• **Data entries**
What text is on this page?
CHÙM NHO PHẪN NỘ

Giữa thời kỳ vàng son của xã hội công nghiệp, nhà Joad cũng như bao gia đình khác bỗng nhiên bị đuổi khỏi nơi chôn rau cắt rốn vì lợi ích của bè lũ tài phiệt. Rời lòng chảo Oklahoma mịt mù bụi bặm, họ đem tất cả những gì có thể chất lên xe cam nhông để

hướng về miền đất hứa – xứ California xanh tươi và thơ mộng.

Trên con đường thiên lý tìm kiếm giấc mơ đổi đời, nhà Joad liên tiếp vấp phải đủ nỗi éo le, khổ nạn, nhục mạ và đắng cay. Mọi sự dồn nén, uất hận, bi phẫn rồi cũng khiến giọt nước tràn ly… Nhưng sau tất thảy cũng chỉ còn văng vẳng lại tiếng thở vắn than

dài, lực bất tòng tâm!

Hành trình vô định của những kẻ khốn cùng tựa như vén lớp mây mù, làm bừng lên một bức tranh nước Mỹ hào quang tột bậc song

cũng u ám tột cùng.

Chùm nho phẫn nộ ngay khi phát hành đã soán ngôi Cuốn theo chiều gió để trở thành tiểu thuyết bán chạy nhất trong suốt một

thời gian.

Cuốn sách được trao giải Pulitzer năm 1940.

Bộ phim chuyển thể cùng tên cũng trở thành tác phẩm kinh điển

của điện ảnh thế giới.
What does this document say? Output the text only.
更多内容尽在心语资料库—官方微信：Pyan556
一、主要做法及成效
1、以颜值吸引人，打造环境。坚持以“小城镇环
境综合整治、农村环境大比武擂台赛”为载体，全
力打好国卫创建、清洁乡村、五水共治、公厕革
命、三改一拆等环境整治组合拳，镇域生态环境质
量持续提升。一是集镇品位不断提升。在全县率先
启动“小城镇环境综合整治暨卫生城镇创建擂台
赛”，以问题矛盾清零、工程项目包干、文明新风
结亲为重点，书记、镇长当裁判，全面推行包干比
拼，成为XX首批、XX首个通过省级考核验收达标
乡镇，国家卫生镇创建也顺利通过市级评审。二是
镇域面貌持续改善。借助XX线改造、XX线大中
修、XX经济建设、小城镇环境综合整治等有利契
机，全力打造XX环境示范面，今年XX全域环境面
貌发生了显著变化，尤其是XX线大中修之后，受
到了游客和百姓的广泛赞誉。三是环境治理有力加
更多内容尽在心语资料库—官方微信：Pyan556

• **GIVEN PROBLEM**
Extract each line of the listing above, copying it word for word.

• **EXPECTED OUTPUT**
What text is on this page?
CHÙM NHO PHẪN NỘ

Giữa thời kỳ vàng son của xã hội công nghiệp, nhà Joad cũng như bao gia đình khác bỗng nhiên bị đuổi khỏi nơi chôn rau cắt rốn vì lợi ích của bè lũ tài phiệt. Rời lòng chảo Oklahoma mịt mù bụi bặm, họ đem tất cả những gì có thể chất lên xe cam nhông để

hướng về miền đất hứa – xứ California xanh tươi và thơ mộng.

Trên con đường thiên lý tìm kiếm giấc mơ đổi đời, nhà Joad liên tiếp vấp phải đủ nỗi éo le, khổ nạn, nhục mạ và đắng cay. Mọi sự dồn nén, uất hận, bi phẫn rồi cũng khiến giọt nước tràn ly… Nhưng sau tất thảy cũng chỉ còn văng vẳng lại tiếng thở vắn than

dài, lực bất tòng tâm!

Hành trình vô định của những kẻ khốn cùng tựa như vén lớp mây mù, làm bừng lên một bức tranh nước Mỹ hào quang tột bậc song

cũng u ám tột cùng.

Chùm nho phẫn nộ ngay khi phát hành đã soán ngôi Cuốn theo chiều gió để trở thành tiểu thuyết bán chạy nhất trong suốt một

thời gian.

Cuốn sách được trao giải Pulitzer năm 1940.

Bộ phim chuyển thể cùng tên cũng trở thành tác phẩm kinh điển

của điện ảnh thế giới.
What does this document say? Output the text only.
更多内容尽在心语资料库—官方微信：Pyan556
一、主要做法及成效
1、以颜值吸引人，打造环境。坚持以“小城镇环
境综合整治、农村环境大比武擂台赛”为载体，全
力打好国卫创建、清洁乡村、五水共治、公厕革
命、三改一拆等环境整治组合拳，镇域生态环境质
量持续提升。一是集镇品位不断提升。在全县率先
启动“小城镇环境综合整治暨卫生城镇创建擂台
赛”，以问题矛盾清零、工程项目包干、文明新风
结亲为重点，书记、镇长当裁判，全面推行包干比
拼，成为XX首批、XX首个通过省级考核验收达标
乡镇，国家卫生镇创建也顺利通过市级评审。二是
镇域面貌持续改善。借助XX线改造、XX线大中
修、XX经济建设、小城镇环境综合整治等有利契
机，全力打造XX环境示范面，今年XX全域环境面
貌发生了显著变化，尤其是XX线大中修之后，受
到了游客和百姓的广泛赞誉。三是环境治理有力加
更多内容尽在心语资料库—官方微信：Pyan556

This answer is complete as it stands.